Work required
Look over the lines below. Report each one that includes the string "的离子摩尔电导率".

<<<<

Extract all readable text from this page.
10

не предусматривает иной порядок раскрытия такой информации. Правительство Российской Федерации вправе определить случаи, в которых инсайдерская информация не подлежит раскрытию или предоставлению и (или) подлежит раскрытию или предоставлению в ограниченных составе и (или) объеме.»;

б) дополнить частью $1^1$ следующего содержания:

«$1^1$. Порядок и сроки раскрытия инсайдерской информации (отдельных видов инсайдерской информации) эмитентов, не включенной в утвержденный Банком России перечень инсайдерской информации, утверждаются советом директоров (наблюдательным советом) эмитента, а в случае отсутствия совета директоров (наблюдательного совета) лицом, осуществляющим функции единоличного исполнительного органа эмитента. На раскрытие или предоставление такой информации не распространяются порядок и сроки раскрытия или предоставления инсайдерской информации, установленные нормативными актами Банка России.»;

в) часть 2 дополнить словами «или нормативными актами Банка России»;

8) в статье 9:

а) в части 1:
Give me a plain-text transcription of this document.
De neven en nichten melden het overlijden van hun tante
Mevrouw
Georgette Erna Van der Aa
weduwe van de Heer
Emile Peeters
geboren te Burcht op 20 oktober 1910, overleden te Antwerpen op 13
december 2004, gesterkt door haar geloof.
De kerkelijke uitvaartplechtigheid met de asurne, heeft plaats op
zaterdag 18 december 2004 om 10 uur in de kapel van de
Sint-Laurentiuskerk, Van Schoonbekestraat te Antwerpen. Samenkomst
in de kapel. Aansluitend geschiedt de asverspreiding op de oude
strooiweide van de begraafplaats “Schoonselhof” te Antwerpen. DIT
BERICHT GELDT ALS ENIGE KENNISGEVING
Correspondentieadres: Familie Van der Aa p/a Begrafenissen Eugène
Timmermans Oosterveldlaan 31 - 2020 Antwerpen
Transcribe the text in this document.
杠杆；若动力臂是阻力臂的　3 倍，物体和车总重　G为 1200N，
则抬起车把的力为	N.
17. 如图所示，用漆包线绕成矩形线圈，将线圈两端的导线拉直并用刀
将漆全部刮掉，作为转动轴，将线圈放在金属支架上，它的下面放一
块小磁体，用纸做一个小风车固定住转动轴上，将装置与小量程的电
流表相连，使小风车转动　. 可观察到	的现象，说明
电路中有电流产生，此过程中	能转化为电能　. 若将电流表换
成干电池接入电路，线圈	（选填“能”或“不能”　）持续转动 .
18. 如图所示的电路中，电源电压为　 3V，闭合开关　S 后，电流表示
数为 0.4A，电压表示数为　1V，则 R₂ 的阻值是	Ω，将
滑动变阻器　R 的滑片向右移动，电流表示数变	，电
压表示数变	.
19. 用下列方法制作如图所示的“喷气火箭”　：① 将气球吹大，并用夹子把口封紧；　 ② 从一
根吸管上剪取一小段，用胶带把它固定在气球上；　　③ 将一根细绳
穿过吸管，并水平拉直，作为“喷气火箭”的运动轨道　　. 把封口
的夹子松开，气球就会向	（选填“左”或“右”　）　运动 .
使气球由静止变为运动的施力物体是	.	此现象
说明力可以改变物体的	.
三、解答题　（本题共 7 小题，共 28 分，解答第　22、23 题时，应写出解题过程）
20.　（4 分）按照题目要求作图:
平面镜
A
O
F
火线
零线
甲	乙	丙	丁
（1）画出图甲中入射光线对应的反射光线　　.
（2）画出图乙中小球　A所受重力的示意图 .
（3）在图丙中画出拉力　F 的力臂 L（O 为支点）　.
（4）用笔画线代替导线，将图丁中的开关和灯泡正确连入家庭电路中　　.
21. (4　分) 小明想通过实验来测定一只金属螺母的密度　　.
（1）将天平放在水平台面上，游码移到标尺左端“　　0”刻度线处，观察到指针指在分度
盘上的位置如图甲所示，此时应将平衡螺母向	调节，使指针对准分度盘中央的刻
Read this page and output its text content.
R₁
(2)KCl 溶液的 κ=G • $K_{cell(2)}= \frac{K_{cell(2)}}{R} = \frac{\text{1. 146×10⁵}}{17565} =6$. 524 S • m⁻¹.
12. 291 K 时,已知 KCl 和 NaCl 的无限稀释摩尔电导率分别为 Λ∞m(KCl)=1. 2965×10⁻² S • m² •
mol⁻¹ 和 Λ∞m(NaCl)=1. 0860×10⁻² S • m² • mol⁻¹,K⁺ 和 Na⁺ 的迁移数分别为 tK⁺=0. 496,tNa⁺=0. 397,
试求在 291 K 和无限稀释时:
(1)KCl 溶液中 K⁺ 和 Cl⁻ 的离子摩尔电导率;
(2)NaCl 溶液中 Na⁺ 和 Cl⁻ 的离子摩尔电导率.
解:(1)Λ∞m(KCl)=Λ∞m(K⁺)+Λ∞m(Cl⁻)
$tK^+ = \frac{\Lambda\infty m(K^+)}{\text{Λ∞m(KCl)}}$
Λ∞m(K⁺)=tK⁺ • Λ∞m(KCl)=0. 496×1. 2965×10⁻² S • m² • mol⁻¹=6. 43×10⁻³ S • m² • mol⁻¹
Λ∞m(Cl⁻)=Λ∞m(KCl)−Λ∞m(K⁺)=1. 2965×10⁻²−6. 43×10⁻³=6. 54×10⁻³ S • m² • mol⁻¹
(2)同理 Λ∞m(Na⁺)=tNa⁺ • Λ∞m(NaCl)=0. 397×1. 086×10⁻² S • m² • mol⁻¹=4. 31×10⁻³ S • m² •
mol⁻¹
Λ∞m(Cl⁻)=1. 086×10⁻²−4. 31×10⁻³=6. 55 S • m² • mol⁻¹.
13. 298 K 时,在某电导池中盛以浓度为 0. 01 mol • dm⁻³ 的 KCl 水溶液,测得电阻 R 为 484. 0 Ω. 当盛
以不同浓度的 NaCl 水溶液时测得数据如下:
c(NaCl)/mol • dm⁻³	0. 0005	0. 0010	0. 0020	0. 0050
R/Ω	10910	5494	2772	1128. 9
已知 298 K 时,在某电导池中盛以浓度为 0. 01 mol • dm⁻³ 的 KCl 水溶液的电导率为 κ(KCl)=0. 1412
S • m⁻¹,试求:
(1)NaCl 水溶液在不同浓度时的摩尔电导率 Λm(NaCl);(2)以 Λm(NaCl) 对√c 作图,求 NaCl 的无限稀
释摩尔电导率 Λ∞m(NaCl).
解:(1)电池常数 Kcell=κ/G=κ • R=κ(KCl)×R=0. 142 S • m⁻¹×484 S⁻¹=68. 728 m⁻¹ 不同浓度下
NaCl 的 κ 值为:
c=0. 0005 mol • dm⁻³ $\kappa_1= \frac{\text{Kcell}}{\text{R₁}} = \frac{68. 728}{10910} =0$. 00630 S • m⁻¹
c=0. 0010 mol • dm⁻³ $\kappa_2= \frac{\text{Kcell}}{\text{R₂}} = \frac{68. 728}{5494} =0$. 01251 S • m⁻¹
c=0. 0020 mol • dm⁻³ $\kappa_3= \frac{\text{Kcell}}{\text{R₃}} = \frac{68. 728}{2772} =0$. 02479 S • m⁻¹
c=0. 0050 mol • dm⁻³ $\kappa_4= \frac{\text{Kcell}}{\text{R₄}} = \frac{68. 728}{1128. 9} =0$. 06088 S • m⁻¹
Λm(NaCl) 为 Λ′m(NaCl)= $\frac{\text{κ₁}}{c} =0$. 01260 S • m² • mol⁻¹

>>>>

Full solution
(1)KCl 溶液中 K⁺ 和 Cl⁻ 的离子摩尔电导率;
(2)NaCl 溶液中 Na⁺ 和 Cl⁻ 的离子摩尔电导率.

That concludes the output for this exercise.